(Records from a collection)

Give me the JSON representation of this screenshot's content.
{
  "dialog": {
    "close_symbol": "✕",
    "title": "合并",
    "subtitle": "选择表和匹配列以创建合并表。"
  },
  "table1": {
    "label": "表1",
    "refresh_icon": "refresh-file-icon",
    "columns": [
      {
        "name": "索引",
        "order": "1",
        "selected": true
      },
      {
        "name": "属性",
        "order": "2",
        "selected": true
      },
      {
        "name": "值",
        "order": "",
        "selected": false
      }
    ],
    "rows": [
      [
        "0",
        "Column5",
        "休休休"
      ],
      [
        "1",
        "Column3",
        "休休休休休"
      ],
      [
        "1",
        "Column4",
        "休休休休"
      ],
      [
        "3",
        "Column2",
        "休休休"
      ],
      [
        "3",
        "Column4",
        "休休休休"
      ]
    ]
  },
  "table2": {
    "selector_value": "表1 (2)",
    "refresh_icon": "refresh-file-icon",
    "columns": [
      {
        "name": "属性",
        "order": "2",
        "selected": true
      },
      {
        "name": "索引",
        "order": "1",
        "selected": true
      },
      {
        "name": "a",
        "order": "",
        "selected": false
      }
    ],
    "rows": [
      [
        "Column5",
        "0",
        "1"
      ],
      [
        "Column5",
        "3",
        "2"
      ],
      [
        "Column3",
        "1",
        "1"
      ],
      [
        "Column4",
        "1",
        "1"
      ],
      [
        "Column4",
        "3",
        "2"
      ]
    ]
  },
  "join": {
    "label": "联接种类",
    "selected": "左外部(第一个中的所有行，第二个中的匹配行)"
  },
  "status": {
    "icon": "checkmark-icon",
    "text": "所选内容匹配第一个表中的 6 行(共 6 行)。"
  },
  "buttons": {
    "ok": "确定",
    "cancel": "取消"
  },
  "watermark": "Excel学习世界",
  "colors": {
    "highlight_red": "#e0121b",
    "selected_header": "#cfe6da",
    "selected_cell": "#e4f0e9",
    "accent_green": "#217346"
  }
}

GIVEN EXERCISE: Please repeat all the records above exactly as they appear.

TASK ANSWER:
Give me the JSON representation of this screenshot's content.
{
  "dialog": {
    "close_symbol": "✕",
    "title": "合并",
    "subtitle": "选择表和匹配列以创建合并表。"
  },
  "table1": {
    "label": "表1",
    "refresh_icon": "refresh-file-icon",
    "columns": [
      {
        "name": "索引",
        "order": "1",
        "selected": true
      },
      {
        "name": "属性",
        "order": "2",
        "selected": true
      },
      {
        "name": "值",
        "order": "",
        "selected": false
      }
    ],
    "rows": [
      [
        "0",
        "Column5",
        "休休休"
      ],
      [
        "1",
        "Column3",
        "休休休休休"
      ],
      [
        "1",
        "Column4",
        "休休休休"
      ],
      [
        "3",
        "Column2",
        "休休休"
      ],
      [
        "3",
        "Column4",
        "休休休休"
      ]
    ]
  },
  "table2": {
    "selector_value": "表1 (2)",
    "refresh_icon": "refresh-file-icon",
    "columns": [
      {
        "name": "属性",
        "order": "2",
        "selected": true
      },
      {
        "name": "索引",
        "order": "1",
        "selected": true
      },
      {
        "name": "a",
        "order": "",
        "selected": false
      }
    ],
    "rows": [
      [
        "Column5",
        "0",
        "1"
      ],
      [
        "Column5",
        "3",
        "2"
      ],
      [
        "Column3",
        "1",
        "1"
      ],
      [
        "Column4",
        "1",
        "1"
      ],
      [
        "Column4",
        "3",
        "2"
      ]
    ]
  },
  "join": {
    "label": "联接种类",
    "selected": "左外部(第一个中的所有行，第二个中的匹配行)"
  },
  "status": {
    "icon": "checkmark-icon",
    "text": "所选内容匹配第一个表中的 6 行(共 6 行)。"
  },
  "buttons": {
    "ok": "确定",
    "cancel": "取消"
  },
  "watermark": "Excel学习世界",
  "colors": {
    "highlight_red": "#e0121b",
    "selected_header": "#cfe6da",
    "selected_cell": "#e4f0e9",
    "accent_green": "#217346"
  }
}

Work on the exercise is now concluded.